» **Task statement**: Copy all lines that contain the word "JSON".

☆ ☆ ☆ ☆ ☆

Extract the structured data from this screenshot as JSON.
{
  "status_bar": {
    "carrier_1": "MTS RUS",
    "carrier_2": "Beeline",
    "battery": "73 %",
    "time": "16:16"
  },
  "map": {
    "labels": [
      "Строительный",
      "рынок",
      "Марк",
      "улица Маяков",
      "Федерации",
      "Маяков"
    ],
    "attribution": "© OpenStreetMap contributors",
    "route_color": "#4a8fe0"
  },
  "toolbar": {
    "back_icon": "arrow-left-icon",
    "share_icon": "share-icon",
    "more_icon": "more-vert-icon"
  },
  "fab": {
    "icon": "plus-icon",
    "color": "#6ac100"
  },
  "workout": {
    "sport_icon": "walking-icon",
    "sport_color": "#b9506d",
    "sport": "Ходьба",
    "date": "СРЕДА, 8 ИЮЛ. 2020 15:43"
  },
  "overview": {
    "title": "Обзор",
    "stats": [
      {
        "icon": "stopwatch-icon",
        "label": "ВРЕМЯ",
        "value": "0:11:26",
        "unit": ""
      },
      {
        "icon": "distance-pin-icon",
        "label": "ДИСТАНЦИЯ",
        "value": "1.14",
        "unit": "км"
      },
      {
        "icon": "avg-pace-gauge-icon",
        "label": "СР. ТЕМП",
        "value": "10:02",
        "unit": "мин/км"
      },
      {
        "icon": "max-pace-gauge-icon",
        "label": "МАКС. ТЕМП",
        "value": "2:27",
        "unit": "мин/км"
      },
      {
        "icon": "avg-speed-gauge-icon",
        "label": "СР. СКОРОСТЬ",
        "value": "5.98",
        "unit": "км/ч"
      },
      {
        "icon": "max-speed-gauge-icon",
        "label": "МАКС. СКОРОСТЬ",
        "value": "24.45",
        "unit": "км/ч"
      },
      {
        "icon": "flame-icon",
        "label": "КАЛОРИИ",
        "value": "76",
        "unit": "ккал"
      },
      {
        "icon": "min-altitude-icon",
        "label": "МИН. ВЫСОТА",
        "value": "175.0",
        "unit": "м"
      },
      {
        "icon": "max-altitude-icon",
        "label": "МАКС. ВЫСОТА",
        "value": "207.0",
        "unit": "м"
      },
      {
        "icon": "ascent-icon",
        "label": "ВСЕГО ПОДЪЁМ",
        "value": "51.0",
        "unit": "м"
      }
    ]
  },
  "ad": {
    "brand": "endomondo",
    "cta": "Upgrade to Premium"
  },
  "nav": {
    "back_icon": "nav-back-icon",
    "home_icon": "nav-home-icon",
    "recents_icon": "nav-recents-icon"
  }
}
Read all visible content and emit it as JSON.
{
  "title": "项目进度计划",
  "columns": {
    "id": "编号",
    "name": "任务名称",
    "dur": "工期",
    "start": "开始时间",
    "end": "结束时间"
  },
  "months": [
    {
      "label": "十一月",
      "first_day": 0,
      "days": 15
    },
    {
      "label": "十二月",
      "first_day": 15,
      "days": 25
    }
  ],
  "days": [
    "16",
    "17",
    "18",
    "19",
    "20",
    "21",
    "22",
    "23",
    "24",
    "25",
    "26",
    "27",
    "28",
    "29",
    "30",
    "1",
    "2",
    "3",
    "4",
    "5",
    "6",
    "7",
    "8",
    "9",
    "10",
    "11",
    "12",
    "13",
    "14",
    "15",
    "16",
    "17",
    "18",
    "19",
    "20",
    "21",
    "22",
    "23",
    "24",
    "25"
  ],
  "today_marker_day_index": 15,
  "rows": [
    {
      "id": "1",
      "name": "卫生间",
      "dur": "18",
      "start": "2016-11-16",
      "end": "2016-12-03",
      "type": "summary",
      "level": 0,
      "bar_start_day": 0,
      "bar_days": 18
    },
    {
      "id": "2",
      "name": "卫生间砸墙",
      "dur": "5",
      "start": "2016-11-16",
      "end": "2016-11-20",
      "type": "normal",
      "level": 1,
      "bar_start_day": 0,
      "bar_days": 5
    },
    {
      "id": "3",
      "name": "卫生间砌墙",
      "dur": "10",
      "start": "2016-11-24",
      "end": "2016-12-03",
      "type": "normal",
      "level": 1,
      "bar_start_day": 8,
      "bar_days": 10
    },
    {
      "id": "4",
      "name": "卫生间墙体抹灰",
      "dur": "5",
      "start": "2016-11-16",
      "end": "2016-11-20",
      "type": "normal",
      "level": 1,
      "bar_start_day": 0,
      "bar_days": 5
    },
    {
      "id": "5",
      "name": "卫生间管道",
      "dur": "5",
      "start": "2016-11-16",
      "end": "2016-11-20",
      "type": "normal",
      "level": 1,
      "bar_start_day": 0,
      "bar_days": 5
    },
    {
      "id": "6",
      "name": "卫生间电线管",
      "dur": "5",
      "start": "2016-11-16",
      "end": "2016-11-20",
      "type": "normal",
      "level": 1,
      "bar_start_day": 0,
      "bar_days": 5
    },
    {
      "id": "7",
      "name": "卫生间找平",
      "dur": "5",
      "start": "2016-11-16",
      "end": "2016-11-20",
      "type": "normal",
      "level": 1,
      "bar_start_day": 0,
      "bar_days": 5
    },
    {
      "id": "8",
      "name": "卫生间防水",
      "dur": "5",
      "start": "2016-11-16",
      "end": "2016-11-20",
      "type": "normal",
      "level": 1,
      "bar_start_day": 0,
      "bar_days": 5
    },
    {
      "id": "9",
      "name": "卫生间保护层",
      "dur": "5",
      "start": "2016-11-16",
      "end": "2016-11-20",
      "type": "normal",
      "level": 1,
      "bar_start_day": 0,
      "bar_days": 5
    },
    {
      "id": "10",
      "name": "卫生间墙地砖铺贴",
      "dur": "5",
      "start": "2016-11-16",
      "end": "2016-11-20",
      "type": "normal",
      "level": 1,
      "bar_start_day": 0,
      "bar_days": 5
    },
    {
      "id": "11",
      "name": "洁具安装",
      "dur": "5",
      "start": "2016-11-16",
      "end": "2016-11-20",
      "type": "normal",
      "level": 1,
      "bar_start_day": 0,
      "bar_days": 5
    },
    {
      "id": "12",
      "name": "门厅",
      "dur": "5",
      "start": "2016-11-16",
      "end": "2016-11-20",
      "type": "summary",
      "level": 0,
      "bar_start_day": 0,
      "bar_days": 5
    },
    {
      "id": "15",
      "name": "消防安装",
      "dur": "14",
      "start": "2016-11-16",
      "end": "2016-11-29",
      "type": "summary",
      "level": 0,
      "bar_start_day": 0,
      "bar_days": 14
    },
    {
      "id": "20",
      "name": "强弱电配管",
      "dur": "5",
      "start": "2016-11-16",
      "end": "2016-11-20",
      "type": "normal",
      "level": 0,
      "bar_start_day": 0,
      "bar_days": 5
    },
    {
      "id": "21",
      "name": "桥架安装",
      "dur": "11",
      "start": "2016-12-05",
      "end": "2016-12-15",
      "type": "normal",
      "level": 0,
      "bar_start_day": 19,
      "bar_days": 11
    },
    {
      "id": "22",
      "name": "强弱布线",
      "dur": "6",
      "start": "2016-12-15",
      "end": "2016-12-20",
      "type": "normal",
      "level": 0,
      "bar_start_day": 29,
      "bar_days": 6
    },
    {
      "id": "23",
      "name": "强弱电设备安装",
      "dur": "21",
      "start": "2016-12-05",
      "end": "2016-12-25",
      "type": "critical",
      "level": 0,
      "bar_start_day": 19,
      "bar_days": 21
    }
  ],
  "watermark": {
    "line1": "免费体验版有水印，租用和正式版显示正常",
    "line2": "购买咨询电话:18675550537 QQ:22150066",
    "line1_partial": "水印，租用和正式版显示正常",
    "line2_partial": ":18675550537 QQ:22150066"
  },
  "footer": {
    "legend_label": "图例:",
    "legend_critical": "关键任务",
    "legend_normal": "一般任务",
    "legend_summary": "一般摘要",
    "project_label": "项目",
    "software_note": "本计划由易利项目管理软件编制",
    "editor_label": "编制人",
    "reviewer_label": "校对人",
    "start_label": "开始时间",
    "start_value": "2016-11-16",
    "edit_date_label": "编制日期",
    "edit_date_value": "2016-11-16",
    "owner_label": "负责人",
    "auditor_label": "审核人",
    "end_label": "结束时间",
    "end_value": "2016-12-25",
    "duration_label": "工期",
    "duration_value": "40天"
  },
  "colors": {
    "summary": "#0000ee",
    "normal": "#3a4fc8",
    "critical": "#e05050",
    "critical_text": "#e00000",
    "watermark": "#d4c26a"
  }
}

☆ ☆ ☆ ☆ ☆

» **Solution**:
Extract the structured data from this screenshot as JSON.
Read all visible content and emit it as JSON.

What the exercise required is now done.